(Excerpted passage)
Chief Biomedical Scientist
Wigan Royal Infirmary

Barry has worked within pathology for more than 30 years, and is a prolific writer of articles for a wide range of pathology, nursing and GP-based publications. Outside of work, Barry enjoys walking the beaches of Anglesey with his family, as well as playing guitar and harmonica

Recent news that personal data relating to more than 15,000 patients were lost after a thief stole unencrypted computer tapes from a GP surgery must have sent shockwaves through practice managers the length of the UK.(1) In what was just the latest in a series of high-profile data losses within the public sector, back-up tapes containing personal health information on patients were removed from a Winchester GP’s safe during a weekend break-in by a thief probably in search of drugs, money or other valuables.

Although Hampshire Primary Care Trust (PCT), which manages GP care in the area, claimed that data were password protected and required specialised computer equipment to process the information, the incident nonetheless graphically highlights growing concerns relating to storage of patient data within the GP surgery and the potential for it to be compromised by theft from outside parties.

According to a recent IBM survey, however, 75% of threats to corporate security come from within their own organisations.(2) The GP environment is not immune to this behaviour. The practice computer system can contain many valuable assets, including staff and patient personal details, private medical records, business plans and other financial or payroll information, all of which must be kept secure from the risks of accidental loss and deliberate theft at all times.

Any general practice, big or small, is potentially at risk to data loss unless appropriate precautions are taken to prevent this happening. Most data security experts agree that data theft has now become relatively simple with the advent of new technology. Internet access and small portable storage devices, combined with patient information stored on computer networks, give individuals the opportunity to acquire large amounts of data almost instantaneously.

Determined individuals intent on acquiring this data, who in the past would not have risked the danger of bulk photocopying paperwork and the associated problems of removing it, could now be taking many times that information simply stored on the memory chip within a mobile phone.

More practices are now moving towards “paperless office” systems, with most of their sensitive data already existing in digital format. But with scanners and digital cameras being commonplace, anything not already available in digital format can soon be converted and then acquired. While this information could theoretically be removed in any form, the large quantities that can be copied electronically to small devices or transmitted out of the surgery over the internet, or even via short distances using WiFi systems, makes this now the most likely method of information loss.

Stored items from a collection
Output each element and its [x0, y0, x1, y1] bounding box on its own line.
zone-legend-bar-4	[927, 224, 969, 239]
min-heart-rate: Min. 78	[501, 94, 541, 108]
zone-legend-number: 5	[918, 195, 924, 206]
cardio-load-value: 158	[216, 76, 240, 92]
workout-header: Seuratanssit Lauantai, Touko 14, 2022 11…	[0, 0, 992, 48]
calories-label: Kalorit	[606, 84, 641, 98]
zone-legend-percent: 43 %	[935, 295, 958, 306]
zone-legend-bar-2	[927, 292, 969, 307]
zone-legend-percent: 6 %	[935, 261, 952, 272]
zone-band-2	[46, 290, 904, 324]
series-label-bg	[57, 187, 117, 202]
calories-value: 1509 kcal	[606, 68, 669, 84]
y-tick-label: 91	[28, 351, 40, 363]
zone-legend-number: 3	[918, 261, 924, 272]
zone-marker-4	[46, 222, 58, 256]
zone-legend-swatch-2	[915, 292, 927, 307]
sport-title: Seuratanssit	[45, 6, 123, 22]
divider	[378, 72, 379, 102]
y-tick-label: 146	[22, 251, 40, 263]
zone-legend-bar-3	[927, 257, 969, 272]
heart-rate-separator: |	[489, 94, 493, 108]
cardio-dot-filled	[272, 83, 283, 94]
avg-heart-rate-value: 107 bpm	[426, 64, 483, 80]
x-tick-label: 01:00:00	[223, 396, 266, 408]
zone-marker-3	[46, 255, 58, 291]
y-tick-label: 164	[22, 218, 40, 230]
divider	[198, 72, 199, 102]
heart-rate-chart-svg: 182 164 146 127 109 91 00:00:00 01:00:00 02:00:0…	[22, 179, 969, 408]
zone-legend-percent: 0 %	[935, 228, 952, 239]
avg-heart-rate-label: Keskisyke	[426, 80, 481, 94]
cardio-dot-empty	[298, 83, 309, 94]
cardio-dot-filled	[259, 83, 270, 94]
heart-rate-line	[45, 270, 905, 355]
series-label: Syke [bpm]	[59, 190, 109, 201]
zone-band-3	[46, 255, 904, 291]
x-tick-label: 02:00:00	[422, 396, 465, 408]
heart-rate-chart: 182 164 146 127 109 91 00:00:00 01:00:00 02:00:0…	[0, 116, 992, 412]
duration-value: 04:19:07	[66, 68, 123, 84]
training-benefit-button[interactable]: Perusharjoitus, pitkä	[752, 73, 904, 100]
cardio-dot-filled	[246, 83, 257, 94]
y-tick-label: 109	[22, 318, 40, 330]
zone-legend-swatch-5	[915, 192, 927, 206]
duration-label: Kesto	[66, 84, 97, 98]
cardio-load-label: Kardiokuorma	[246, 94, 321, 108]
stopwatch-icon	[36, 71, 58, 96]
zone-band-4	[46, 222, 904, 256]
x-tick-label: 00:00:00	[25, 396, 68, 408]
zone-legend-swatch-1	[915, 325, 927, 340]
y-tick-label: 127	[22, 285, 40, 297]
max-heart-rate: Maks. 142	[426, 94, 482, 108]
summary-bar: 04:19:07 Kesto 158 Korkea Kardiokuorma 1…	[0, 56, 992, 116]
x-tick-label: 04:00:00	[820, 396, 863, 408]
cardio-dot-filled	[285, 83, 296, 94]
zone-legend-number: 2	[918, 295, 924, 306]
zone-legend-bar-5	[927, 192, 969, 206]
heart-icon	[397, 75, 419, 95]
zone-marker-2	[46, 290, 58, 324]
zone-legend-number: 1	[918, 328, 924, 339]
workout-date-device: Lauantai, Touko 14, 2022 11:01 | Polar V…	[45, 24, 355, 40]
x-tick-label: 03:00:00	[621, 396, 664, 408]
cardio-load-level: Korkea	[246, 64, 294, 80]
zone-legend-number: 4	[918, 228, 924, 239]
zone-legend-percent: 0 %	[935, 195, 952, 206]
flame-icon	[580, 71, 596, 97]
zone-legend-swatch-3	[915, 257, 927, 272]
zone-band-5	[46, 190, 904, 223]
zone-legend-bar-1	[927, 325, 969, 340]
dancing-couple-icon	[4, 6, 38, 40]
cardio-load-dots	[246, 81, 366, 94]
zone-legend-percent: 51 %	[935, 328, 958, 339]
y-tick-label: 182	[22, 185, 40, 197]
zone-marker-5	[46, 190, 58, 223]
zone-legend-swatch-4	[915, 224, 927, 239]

(Tasks to carry out)
**a)** Answer these questions using the passage on patient data security in GP practices.
(i) Personal data on how many patients were lost in the Winchester theft?
(ii) From where in the GP surgery were the back-up tapes taken?
(iii) According to the IBM survey, what share of threats to corporate security come from within organizations?
**b)** Retype the part of the passage on patient data security in GP practices that opens with the words containing "Any general practice, big" and closes with "a mobile phone.".
**c)** Continue the passage on patient data security in GP practices, starting after its last sentence.

(Responses)
**a)**
(i) More than 15,000 patients
(ii) From a Winchester GP's safe
(iii) 75%

**b)**
Any general practice, big or small, is potentially at risk to data loss unless appropriate precautions are taken to prevent this happening. Most data security experts agree that data theft has now become relatively simple with the advent of new technology. Internet access and small portable storage devices, combined with patient information stored on computer networks, give individuals the opportunity to acquire large amounts of data almost instantaneously.

Determined individuals intent on acquiring this data, who in the past would not have risked the danger of bulk photocopying paperwork and the associated problems of removing it, could now be taking many times that information simply stored on the memory chip within a mobile phone.

**c)**
Data leakage
Security experts consider that specific data is far more likely to be stolen by an individual who already has legitimate access to the organisation’s network. Physical devices used to steal data can be memory sticks, portable hard disks or writeable CDs and DVDs.

Where an employee is legitimately allowed to take information out of the premises, such as taking the practice laptop away to work from home, this transfer can occur offsite. Transmission of information can occur over the internet by email or WiFi if a receiving computer is set up in close proximity – this could be a laptop in a car parked outside the practice premises.

Accidental loss of data stored on laptop computers and information stored on CDs going missing in the post seems to be a particularly common problem, as recent news reports have demonstrated.(3) This type of scenario can also occur where an employee is specifically targeted for the theft of their laptop or handheld device, often as they are leaving work. There is also the possibility of a totally random theft, whether by mugging, car or house theft, whereby information is lost on a stolen device, but hopefully the perpetrator will not realise the significance of the information and it will probably be deleted.

The best protection against these scenarios is to prevent practice staff removing information offsite in the first instance. If this is unavoidable, data encryption software should be employed to prevent third parties from accessing sensitive patient information if a device is subsequently lost or stolen.

Good housekeeping rules
For practices, the possibility of an accidental loss of a database containing many important patient data files or health records would not only be embarrassing but potentially catastrophic – a disaster that can all occur all too easily if the correct procedures are not followed.

Accidental loss can occur in two forms. One is “deletion”, whereby files are either deleted by accident or become corrupted and unusable, for example a hard disc failure. Good regular back-up procedures, housekeeping and archiving offsite are therefore essential for important practice data files to prevent this kind of avoidable loss.

The second is “physical loss”, where an employee loses the information or has it stolen in a random theft, as described earlier. A recent case of significant data loss occurred at Newham, when the PCT relocated its smoking cessation service. More than 6,000 records, containing patient names, addresses and in some cases national insurance and NHS numbers, were also lost in the move, many of which have yet to be recovered.

Departing employees also pose a threat to data loss or theft. A good policy is to have strict employment terms and signed confidentiality agreements from the start of their employment, and a policy of taking legal measures against any employees breaching these terms. If employees believe that there is a real risk of incurring financial loss rather than financial gain by data theft, they will hopefully think twice before taking the information in the first instance.

Patient confidentiality
Another area to consider regarding all personal patient information and data entrusted to the practice is the responsibility to ensure it is not divulged to third parties. For instance, practice managers are often asked to provide patient information by PCTs and other organisations as part of statistical surveys or questionnaires.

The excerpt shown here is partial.